[WHAT IS NEEDED]: Spot each line in the records below where the word "title" occurs, then copy it.
● ● ● ● ●
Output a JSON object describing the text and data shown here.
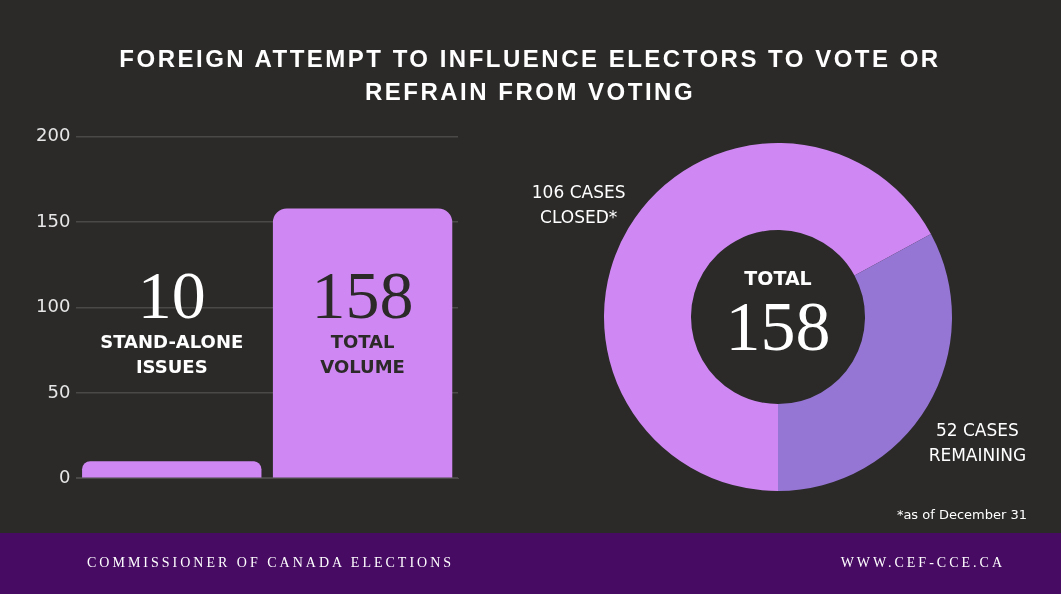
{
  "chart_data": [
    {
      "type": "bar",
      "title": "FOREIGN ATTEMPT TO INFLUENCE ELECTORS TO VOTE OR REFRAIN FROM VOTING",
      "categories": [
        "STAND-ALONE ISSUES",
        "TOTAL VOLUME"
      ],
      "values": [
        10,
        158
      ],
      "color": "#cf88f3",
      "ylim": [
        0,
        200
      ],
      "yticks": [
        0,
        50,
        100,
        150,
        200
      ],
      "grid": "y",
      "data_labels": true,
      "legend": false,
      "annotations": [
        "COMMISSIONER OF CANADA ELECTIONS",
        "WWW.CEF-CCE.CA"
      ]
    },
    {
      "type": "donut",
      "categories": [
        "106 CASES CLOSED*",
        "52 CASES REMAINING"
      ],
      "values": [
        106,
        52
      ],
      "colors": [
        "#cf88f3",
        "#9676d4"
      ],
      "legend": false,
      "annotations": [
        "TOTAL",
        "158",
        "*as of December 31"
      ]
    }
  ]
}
● ● ● ● ●
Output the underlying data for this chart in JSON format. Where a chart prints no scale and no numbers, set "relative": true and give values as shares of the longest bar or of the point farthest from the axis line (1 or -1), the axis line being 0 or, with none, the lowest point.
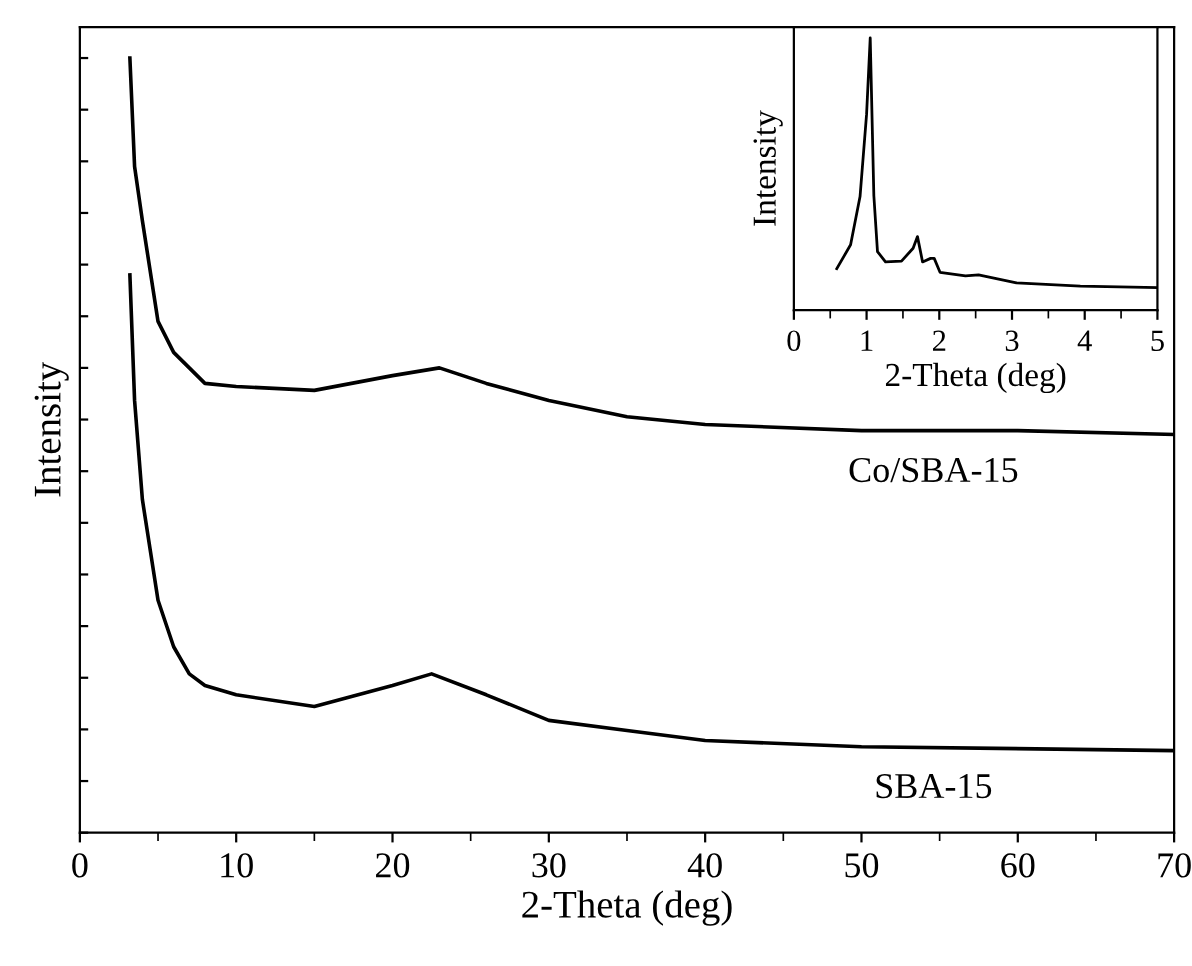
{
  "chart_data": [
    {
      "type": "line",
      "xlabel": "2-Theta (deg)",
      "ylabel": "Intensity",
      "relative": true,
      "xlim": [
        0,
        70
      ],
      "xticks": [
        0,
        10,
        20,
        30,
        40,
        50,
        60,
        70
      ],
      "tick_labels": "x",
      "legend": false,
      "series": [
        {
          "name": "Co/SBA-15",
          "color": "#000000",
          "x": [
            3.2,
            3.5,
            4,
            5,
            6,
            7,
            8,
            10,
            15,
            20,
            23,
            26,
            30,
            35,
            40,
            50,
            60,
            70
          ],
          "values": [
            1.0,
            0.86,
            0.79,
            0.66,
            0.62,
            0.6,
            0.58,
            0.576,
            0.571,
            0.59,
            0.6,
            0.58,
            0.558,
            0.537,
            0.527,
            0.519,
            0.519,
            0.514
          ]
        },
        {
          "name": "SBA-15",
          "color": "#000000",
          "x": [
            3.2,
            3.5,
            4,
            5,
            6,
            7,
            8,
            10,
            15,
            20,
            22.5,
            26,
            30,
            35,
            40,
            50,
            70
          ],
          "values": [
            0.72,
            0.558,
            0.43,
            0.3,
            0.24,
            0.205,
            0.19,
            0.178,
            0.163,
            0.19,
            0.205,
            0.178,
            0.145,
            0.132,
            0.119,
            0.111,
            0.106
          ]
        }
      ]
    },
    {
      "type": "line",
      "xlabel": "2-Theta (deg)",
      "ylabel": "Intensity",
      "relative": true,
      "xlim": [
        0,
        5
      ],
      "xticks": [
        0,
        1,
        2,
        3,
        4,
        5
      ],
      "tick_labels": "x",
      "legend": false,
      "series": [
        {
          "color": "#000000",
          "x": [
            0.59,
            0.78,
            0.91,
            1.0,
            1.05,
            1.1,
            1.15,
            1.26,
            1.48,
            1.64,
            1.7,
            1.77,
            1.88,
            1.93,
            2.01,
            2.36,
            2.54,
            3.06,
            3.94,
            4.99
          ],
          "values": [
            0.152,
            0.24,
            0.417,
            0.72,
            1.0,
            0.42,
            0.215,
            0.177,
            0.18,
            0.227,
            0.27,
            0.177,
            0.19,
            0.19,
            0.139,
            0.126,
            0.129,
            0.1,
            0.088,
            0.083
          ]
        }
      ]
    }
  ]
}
● ● ● ● ●
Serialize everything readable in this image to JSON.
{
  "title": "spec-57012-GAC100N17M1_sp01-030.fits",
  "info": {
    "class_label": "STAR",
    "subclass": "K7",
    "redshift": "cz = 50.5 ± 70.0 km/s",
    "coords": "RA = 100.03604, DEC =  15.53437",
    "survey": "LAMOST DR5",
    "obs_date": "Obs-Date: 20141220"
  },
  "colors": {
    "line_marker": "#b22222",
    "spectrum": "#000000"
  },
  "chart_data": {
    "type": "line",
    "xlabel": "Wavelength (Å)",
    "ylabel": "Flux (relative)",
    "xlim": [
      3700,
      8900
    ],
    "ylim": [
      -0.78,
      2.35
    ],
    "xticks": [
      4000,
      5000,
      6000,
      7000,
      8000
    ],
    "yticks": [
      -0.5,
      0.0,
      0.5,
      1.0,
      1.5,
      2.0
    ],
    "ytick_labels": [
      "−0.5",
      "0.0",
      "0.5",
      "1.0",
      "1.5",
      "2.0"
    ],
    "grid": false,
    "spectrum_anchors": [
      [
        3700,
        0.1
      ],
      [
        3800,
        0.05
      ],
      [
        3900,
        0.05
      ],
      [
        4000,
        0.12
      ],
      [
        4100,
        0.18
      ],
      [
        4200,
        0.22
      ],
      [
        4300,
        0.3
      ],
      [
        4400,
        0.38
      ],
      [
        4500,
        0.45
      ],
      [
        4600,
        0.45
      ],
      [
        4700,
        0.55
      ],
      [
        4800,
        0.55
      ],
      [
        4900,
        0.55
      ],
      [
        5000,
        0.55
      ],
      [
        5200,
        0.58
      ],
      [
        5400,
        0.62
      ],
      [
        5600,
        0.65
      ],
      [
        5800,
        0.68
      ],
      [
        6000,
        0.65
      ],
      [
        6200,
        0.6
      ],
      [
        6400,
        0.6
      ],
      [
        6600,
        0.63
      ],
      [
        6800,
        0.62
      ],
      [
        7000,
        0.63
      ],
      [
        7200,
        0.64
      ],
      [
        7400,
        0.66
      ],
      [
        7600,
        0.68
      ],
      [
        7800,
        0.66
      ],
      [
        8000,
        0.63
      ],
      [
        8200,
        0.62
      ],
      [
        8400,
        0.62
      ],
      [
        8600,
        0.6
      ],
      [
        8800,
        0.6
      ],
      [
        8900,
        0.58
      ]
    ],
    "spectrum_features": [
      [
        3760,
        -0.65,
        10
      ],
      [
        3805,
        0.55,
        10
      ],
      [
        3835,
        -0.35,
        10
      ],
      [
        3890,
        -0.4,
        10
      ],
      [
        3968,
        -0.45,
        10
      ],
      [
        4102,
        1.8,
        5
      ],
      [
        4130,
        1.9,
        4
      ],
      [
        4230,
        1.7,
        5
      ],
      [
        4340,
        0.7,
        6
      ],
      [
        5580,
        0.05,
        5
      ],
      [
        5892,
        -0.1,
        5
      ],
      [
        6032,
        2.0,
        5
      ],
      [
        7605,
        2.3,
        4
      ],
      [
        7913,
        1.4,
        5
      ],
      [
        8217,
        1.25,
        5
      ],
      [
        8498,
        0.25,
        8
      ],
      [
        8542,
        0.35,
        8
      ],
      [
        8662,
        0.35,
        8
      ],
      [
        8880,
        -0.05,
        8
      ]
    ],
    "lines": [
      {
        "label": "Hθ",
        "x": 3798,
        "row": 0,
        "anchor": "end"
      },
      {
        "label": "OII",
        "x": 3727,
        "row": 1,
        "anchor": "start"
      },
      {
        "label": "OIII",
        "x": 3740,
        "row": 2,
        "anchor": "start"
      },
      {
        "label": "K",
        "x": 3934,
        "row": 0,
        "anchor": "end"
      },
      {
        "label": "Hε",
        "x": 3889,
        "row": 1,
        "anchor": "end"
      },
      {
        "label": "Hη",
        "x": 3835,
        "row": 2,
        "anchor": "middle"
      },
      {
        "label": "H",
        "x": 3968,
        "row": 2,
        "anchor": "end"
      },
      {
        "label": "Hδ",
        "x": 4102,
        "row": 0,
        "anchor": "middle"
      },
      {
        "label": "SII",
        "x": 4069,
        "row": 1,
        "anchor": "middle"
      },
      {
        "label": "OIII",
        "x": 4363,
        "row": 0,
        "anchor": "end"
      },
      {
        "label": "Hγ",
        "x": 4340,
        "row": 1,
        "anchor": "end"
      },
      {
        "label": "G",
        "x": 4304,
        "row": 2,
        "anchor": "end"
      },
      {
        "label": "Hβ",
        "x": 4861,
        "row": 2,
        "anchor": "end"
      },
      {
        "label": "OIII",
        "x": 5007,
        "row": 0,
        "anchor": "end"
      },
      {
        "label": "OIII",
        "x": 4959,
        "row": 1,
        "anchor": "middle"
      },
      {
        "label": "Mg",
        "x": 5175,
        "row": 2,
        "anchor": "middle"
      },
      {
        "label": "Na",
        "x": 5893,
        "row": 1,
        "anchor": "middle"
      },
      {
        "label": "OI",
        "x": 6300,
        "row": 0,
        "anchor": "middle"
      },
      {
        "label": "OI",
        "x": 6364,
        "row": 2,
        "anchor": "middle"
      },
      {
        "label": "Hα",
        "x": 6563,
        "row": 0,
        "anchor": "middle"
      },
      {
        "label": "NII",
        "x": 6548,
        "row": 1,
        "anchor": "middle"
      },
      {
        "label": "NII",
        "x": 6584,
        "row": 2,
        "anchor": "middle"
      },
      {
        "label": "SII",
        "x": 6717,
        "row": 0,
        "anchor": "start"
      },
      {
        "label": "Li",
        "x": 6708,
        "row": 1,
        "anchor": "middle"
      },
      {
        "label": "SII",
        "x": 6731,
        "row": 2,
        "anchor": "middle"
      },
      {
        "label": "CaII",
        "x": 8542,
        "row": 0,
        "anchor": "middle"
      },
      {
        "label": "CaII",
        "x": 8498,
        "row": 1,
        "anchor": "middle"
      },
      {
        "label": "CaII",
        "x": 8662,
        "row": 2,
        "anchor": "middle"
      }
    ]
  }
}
● ● ● ● ●
[COMPLETE RESPONSE]:
      "title": "FOREIGN ATTEMPT TO INFLUENCE ELECTORS TO VOTE OR REFRAIN FROM VOTING",
  "title": "spec-57012-GAC100N17M1_sp01-030.fits",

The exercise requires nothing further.